TASK GOAL :: Each line that follows is to be retyped exactly.

INFORMATION SHOWN ::
Start

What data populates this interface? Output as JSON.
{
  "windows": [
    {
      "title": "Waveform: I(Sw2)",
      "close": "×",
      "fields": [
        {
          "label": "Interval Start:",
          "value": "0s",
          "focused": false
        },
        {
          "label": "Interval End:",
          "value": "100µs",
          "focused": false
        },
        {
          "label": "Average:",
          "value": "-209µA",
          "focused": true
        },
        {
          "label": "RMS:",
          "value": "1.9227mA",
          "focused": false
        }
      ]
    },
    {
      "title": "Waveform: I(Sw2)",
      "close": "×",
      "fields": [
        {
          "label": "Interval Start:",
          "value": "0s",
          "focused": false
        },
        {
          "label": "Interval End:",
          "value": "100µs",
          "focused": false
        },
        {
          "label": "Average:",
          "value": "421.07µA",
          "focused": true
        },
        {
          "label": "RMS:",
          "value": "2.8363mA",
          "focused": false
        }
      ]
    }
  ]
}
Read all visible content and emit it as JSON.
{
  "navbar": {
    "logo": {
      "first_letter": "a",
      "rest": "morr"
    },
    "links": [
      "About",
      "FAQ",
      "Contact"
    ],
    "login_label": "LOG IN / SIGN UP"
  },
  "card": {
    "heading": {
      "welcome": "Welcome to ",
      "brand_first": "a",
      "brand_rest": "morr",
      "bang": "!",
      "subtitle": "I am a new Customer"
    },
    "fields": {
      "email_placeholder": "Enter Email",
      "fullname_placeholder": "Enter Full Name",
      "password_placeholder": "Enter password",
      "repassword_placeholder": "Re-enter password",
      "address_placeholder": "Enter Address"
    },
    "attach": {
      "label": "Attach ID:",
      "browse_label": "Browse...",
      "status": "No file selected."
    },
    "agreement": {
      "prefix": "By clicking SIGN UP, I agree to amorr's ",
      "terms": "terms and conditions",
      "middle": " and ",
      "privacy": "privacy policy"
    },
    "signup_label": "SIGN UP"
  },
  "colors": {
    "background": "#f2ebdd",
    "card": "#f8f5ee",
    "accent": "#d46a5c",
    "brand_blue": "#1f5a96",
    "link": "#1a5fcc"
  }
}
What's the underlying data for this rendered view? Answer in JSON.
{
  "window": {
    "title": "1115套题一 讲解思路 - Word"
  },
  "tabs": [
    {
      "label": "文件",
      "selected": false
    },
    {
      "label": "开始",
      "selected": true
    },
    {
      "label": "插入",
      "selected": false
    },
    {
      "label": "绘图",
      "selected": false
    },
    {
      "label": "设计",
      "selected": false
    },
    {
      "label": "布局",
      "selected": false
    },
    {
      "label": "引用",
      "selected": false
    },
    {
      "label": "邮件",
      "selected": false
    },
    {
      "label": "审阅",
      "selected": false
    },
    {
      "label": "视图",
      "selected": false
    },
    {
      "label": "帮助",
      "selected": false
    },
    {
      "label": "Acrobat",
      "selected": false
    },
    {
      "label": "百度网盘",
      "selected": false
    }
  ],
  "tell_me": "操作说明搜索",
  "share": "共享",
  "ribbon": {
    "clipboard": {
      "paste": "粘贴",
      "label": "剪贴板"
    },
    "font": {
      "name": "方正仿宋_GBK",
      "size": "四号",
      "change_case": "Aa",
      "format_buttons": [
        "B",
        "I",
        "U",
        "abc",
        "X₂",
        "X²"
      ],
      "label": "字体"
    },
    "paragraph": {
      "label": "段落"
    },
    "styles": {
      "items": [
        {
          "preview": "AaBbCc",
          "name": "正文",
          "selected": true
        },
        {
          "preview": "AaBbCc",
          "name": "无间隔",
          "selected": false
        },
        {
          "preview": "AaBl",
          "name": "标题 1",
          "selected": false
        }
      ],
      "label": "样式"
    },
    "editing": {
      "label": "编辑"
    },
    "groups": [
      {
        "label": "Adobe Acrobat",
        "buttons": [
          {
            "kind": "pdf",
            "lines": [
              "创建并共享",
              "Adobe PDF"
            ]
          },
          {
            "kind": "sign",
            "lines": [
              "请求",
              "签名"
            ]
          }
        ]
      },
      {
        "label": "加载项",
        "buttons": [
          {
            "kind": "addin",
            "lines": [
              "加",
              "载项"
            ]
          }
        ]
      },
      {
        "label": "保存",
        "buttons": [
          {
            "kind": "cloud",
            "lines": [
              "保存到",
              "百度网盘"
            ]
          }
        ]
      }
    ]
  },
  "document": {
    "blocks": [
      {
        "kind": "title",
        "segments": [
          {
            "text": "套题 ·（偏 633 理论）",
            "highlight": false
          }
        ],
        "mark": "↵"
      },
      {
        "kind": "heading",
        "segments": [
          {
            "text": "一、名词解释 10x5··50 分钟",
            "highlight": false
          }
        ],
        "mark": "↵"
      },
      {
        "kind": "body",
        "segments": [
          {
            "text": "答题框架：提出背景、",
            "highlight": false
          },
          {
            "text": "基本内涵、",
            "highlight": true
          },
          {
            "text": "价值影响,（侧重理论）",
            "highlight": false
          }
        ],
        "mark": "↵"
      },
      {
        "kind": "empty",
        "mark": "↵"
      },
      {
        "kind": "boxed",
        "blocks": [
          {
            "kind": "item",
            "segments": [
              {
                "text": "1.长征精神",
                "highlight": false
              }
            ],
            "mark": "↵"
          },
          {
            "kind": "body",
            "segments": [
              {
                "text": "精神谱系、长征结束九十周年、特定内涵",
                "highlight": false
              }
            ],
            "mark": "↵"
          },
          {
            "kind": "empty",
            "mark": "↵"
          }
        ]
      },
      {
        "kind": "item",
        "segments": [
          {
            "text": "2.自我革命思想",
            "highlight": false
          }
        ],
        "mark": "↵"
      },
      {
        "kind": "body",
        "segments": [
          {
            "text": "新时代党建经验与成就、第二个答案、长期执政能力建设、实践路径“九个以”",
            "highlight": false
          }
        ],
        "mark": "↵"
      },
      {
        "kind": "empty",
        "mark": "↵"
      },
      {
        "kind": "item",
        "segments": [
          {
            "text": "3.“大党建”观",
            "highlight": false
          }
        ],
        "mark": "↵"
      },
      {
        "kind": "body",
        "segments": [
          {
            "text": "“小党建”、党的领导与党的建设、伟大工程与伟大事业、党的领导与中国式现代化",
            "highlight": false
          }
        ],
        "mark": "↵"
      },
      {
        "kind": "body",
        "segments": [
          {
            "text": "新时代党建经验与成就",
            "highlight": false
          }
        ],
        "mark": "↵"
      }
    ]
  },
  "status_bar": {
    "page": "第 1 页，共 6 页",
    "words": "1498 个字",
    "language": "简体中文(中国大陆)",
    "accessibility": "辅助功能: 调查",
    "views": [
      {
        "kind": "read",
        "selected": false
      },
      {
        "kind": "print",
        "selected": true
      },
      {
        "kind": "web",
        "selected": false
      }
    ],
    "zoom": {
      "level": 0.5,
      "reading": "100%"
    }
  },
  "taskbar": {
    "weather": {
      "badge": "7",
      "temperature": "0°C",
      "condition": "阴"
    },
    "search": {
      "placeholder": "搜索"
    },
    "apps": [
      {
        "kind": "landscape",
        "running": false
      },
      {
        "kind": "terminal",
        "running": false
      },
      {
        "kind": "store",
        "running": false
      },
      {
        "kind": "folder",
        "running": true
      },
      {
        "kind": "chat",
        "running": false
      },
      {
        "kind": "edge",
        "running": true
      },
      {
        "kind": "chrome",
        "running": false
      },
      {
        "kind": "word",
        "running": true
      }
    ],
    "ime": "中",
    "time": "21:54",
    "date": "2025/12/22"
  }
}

End

THE COMPLETED TASK ::
What data populates this interface? Output as JSON.
{
  "windows": [
    {
      "title": "Waveform: I(Sw2)",
      "close": "×",
      "fields": [
        {
          "label": "Interval Start:",
          "value": "0s",
          "focused": false
        },
        {
          "label": "Interval End:",
          "value": "100µs",
          "focused": false
        },
        {
          "label": "Average:",
          "value": "-209µA",
          "focused": true
        },
        {
          "label": "RMS:",
          "value": "1.9227mA",
          "focused": false
        }
      ]
    },
    {
      "title": "Waveform: I(Sw2)",
      "close": "×",
      "fields": [
        {
          "label": "Interval Start:",
          "value": "0s",
          "focused": false
        },
        {
          "label": "Interval End:",
          "value": "100µs",
          "focused": false
        },
        {
          "label": "Average:",
          "value": "421.07µA",
          "focused": true
        },
        {
          "label": "RMS:",
          "value": "2.8363mA",
          "focused": false
        }
      ]
    }
  ]
}
Read all visible content and emit it as JSON.
{
  "navbar": {
    "logo": {
      "first_letter": "a",
      "rest": "morr"
    },
    "links": [
      "About",
      "FAQ",
      "Contact"
    ],
    "login_label": "LOG IN / SIGN UP"
  },
  "card": {
    "heading": {
      "welcome": "Welcome to ",
      "brand_first": "a",
      "brand_rest": "morr",
      "bang": "!",
      "subtitle": "I am a new Customer"
    },
    "fields": {
      "email_placeholder": "Enter Email",
      "fullname_placeholder": "Enter Full Name",
      "password_placeholder": "Enter password",
      "repassword_placeholder": "Re-enter password",
      "address_placeholder": "Enter Address"
    },
    "attach": {
      "label": "Attach ID:",
      "browse_label": "Browse...",
      "status": "No file selected."
    },
    "agreement": {
      "prefix": "By clicking SIGN UP, I agree to amorr's ",
      "terms": "terms and conditions",
      "middle": " and ",
      "privacy": "privacy policy"
    },
    "signup_label": "SIGN UP"
  },
  "colors": {
    "background": "#f2ebdd",
    "card": "#f8f5ee",
    "accent": "#d46a5c",
    "brand_blue": "#1f5a96",
    "link": "#1a5fcc"
  }
}
What's the underlying data for this rendered view? Answer in JSON.
{
  "window": {
    "title": "1115套题一 讲解思路 - Word"
  },
  "tabs": [
    {
      "label": "文件",
      "selected": false
    },
    {
      "label": "开始",
      "selected": true
    },
    {
      "label": "插入",
      "selected": false
    },
    {
      "label": "绘图",
      "selected": false
    },
    {
      "label": "设计",
      "selected": false
    },
    {
      "label": "布局",
      "selected": false
    },
    {
      "label": "引用",
      "selected": false
    },
    {
      "label": "邮件",
      "selected": false
    },
    {
      "label": "审阅",
      "selected": false
    },
    {
      "label": "视图",
      "selected": false
    },
    {
      "label": "帮助",
      "selected": false
    },
    {
      "label": "Acrobat",
      "selected": false
    },
    {
      "label": "百度网盘",
      "selected": false
    }
  ],
  "tell_me": "操作说明搜索",
  "share": "共享",
  "ribbon": {
    "clipboard": {
      "paste": "粘贴",
      "label": "剪贴板"
    },
    "font": {
      "name": "方正仿宋_GBK",
      "size": "四号",
      "change_case": "Aa",
      "format_buttons": [
        "B",
        "I",
        "U",
        "abc",
        "X₂",
        "X²"
      ],
      "label": "字体"
    },
    "paragraph": {
      "label": "段落"
    },
    "styles": {
      "items": [
        {
          "preview": "AaBbCc",
          "name": "正文",
          "selected": true
        },
        {
          "preview": "AaBbCc",
          "name": "无间隔",
          "selected": false
        },
        {
          "preview": "AaBl",
          "name": "标题 1",
          "selected": false
        }
      ],
      "label": "样式"
    },
    "editing": {
      "label": "编辑"
    },
    "groups": [
      {
        "label": "Adobe Acrobat",
        "buttons": [
          {
            "kind": "pdf",
            "lines": [
              "创建并共享",
              "Adobe PDF"
            ]
          },
          {
            "kind": "sign",
            "lines": [
              "请求",
              "签名"
            ]
          }
        ]
      },
      {
        "label": "加载项",
        "buttons": [
          {
            "kind": "addin",
            "lines": [
              "加",
              "载项"
            ]
          }
        ]
      },
      {
        "label": "保存",
        "buttons": [
          {
            "kind": "cloud",
            "lines": [
              "保存到",
              "百度网盘"
            ]
          }
        ]
      }
    ]
  },
  "document": {
    "blocks": [
      {
        "kind": "title",
        "segments": [
          {
            "text": "套题 ·（偏 633 理论）",
            "highlight": false
          }
        ],
        "mark": "↵"
      },
      {
        "kind": "heading",
        "segments": [
          {
            "text": "一、名词解释 10x5··50 分钟",
            "highlight": false
          }
        ],
        "mark": "↵"
      },
      {
        "kind": "body",
        "segments": [
          {
            "text": "答题框架：提出背景、",
            "highlight": false
          },
          {
            "text": "基本内涵、",
            "highlight": true
          },
          {
            "text": "价值影响,（侧重理论）",
            "highlight": false
          }
        ],
        "mark": "↵"
      },
      {
        "kind": "empty",
        "mark": "↵"
      },
      {
        "kind": "boxed",
        "blocks": [
          {
            "kind": "item",
            "segments": [
              {
                "text": "1.长征精神",
                "highlight": false
              }
            ],
            "mark": "↵"
          },
          {
            "kind": "body",
            "segments": [
              {
                "text": "精神谱系、长征结束九十周年、特定内涵",
                "highlight": false
              }
            ],
            "mark": "↵"
          },
          {
            "kind": "empty",
            "mark": "↵"
          }
        ]
      },
      {
        "kind": "item",
        "segments": [
          {
            "text": "2.自我革命思想",
            "highlight": false
          }
        ],
        "mark": "↵"
      },
      {
        "kind": "body",
        "segments": [
          {
            "text": "新时代党建经验与成就、第二个答案、长期执政能力建设、实践路径“九个以”",
            "highlight": false
          }
        ],
        "mark": "↵"
      },
      {
        "kind": "empty",
        "mark": "↵"
      },
      {
        "kind": "item",
        "segments": [
          {
            "text": "3.“大党建”观",
            "highlight": false
          }
        ],
        "mark": "↵"
      },
      {
        "kind": "body",
        "segments": [
          {
            "text": "“小党建”、党的领导与党的建设、伟大工程与伟大事业、党的领导与中国式现代化",
            "highlight": false
          }
        ],
        "mark": "↵"
      },
      {
        "kind": "body",
        "segments": [
          {
            "text": "新时代党建经验与成就",
            "highlight": false
          }
        ],
        "mark": "↵"
      }
    ]
  },
  "status_bar": {
    "page": "第 1 页，共 6 页",
    "words": "1498 个字",
    "language": "简体中文(中国大陆)",
    "accessibility": "辅助功能: 调查",
    "views": [
      {
        "kind": "read",
        "selected": false
      },
      {
        "kind": "print",
        "selected": true
      },
      {
        "kind": "web",
        "selected": false
      }
    ],
    "zoom": {
      "level": 0.5,
      "reading": "100%"
    }
  },
  "taskbar": {
    "weather": {
      "badge": "7",
      "temperature": "0°C",
      "condition": "阴"
    },
    "search": {
      "placeholder": "搜索"
    },
    "apps": [
      {
        "kind": "landscape",
        "running": false
      },
      {
        "kind": "terminal",
        "running": false
      },
      {
        "kind": "store",
        "running": false
      },
      {
        "kind": "folder",
        "running": true
      },
      {
        "kind": "chat",
        "running": false
      },
      {
        "kind": "edge",
        "running": true
      },
      {
        "kind": "chrome",
        "running": false
      },
      {
        "kind": "word",
        "running": true
      }
    ],
    "ime": "中",
    "time": "21:54",
    "date": "2025/12/22"
  }
}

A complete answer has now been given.